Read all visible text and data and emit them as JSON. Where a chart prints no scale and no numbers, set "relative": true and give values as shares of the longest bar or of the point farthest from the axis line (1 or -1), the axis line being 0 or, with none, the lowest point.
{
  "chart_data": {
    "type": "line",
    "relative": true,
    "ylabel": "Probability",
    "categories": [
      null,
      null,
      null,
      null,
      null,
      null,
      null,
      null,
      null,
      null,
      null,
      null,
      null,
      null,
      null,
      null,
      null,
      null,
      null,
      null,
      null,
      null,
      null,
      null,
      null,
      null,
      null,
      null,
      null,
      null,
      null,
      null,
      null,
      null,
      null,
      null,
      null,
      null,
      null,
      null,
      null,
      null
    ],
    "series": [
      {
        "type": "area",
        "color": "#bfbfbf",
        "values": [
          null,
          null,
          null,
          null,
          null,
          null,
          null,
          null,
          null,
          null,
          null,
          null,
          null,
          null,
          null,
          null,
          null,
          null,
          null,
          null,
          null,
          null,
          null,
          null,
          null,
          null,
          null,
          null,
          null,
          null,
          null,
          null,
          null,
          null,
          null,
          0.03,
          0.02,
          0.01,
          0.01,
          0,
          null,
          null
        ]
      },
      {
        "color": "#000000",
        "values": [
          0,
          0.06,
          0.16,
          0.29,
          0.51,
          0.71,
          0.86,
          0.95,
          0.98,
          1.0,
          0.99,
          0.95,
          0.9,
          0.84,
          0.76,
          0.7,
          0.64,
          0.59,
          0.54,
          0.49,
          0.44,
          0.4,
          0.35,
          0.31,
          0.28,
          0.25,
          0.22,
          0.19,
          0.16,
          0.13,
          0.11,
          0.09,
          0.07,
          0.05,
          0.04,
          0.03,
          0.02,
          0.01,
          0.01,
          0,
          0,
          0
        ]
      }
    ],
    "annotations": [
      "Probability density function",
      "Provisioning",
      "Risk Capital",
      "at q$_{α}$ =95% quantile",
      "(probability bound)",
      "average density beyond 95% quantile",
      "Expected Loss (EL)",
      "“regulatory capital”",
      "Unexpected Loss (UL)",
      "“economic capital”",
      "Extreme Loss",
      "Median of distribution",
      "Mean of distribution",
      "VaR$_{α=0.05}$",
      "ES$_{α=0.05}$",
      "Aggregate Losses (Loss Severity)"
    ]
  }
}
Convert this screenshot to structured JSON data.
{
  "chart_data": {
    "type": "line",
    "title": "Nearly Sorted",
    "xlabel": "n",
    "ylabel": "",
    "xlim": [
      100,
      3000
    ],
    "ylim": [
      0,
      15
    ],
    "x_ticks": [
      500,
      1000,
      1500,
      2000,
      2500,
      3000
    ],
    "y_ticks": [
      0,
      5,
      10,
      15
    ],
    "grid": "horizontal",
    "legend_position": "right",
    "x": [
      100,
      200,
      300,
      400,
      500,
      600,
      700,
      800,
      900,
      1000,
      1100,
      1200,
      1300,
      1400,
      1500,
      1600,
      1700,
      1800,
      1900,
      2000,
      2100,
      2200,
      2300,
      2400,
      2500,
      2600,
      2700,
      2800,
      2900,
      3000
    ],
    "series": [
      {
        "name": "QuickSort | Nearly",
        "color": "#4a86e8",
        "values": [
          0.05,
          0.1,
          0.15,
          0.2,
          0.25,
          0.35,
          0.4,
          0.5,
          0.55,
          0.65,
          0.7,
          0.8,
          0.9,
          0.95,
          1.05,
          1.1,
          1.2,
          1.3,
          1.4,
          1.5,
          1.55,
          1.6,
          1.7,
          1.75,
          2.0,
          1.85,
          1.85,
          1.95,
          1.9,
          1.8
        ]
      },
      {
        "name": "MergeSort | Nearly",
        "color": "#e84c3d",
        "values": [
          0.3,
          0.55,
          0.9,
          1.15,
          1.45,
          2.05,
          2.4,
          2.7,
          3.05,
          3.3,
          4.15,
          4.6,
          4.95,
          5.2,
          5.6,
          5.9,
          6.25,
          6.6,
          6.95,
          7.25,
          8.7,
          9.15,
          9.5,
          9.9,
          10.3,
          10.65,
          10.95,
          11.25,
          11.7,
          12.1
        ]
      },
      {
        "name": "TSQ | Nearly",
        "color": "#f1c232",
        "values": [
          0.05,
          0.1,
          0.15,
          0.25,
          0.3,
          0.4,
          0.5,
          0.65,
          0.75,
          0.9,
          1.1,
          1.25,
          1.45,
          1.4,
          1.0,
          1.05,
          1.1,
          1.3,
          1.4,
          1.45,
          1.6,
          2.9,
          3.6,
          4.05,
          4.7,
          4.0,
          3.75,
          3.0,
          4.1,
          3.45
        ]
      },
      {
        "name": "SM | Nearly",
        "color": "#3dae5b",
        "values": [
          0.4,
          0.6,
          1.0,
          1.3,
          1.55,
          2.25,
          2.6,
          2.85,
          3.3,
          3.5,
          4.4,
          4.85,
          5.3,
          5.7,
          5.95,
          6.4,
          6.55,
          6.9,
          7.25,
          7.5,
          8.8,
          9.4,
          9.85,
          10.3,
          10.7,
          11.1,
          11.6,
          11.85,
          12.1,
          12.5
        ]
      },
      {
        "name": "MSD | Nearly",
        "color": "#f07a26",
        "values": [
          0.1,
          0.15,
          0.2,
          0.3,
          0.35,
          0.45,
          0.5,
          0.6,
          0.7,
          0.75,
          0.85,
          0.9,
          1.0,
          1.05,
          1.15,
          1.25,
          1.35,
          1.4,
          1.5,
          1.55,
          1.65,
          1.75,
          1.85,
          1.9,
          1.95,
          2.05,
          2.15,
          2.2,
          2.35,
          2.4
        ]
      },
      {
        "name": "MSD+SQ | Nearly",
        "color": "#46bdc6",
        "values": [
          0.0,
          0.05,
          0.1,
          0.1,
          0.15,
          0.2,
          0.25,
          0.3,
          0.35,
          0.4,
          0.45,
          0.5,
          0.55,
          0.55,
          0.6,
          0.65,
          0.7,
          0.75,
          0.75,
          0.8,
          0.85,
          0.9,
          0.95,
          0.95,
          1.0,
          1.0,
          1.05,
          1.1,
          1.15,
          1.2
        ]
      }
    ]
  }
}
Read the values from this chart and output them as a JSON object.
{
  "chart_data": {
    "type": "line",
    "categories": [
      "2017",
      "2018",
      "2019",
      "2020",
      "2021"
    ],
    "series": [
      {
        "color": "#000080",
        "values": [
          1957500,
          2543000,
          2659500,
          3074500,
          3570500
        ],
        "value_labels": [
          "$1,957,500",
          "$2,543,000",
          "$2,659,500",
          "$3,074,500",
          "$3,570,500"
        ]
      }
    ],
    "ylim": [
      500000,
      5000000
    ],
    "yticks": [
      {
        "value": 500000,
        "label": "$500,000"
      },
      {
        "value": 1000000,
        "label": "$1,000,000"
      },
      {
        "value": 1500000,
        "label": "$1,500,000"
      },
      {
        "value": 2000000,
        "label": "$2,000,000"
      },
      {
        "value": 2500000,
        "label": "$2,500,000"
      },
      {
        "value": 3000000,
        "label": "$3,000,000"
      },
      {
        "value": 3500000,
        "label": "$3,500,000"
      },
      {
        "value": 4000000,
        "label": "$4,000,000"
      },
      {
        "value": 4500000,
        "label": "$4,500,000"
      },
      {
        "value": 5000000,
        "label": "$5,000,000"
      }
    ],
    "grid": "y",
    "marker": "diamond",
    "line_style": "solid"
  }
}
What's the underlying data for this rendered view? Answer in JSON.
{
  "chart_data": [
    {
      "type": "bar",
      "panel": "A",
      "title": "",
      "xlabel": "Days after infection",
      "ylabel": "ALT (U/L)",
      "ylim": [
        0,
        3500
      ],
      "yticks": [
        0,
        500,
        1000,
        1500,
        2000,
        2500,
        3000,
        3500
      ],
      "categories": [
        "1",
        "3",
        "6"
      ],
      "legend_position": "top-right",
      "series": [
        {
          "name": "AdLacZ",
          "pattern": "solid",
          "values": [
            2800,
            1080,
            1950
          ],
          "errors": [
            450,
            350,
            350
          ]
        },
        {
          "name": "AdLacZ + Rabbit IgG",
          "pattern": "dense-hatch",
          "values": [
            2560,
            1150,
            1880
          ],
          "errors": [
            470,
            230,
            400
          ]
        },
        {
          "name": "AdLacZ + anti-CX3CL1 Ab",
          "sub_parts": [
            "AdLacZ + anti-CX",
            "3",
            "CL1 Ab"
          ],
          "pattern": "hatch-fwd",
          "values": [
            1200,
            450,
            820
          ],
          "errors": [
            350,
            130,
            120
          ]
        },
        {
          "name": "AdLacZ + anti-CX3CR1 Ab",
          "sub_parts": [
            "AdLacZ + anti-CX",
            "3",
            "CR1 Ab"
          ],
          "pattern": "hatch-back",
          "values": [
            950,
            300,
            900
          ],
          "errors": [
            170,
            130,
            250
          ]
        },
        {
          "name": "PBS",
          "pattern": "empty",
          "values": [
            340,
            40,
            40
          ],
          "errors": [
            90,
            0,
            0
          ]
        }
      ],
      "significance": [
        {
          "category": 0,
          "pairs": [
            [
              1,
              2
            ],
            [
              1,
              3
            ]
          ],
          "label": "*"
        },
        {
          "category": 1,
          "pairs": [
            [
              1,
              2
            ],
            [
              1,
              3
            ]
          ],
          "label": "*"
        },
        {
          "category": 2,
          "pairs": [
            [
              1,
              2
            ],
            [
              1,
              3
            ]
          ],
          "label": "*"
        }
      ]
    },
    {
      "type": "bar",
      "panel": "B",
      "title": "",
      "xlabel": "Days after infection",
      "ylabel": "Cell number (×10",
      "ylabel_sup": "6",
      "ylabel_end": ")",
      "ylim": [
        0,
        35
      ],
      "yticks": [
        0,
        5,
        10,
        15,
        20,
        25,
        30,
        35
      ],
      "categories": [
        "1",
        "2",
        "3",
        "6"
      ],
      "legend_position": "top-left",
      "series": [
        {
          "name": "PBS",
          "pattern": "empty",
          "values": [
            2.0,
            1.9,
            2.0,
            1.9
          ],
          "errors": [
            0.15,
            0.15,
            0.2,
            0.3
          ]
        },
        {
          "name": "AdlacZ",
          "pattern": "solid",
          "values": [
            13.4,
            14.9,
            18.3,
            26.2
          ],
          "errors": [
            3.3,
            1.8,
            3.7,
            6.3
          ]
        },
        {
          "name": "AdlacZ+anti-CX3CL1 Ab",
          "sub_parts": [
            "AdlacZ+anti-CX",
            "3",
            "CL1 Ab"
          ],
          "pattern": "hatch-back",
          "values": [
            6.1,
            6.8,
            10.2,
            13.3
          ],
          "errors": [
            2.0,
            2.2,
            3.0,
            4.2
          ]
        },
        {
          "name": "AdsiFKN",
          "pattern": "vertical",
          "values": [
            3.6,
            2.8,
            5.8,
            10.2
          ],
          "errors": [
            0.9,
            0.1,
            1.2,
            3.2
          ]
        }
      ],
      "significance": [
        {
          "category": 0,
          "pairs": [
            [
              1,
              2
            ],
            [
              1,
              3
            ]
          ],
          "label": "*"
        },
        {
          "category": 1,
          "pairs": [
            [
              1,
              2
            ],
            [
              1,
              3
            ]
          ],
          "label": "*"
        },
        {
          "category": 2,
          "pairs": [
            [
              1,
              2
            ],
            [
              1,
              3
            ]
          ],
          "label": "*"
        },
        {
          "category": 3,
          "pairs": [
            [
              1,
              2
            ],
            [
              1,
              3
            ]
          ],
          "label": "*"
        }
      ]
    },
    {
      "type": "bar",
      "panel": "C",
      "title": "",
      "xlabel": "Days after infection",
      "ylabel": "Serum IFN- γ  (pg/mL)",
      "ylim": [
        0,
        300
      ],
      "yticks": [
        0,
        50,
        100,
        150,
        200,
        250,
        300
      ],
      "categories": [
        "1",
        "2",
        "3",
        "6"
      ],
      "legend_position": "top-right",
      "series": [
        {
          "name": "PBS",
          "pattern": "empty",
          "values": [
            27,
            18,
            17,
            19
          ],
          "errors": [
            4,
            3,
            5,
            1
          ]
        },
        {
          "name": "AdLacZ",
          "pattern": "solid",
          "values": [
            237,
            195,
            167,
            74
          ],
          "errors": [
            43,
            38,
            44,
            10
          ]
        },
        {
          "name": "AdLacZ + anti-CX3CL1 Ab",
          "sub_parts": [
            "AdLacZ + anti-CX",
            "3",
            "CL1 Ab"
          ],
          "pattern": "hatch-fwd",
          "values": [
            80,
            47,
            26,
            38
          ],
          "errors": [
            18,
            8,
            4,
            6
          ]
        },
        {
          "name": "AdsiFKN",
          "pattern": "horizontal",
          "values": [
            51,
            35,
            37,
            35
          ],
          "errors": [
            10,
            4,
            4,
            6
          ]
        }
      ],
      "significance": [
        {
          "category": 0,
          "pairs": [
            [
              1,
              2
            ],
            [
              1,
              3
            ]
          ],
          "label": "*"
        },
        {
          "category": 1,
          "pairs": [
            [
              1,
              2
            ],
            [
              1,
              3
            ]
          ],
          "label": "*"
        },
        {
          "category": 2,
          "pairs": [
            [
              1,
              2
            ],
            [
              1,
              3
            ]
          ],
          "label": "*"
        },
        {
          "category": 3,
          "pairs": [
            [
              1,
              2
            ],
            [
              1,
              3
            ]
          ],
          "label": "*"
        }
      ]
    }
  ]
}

______________________________

Set exercise:
Of the lines in the material, how many include "from"? Respond with the number alone.

Response to this exercise:
2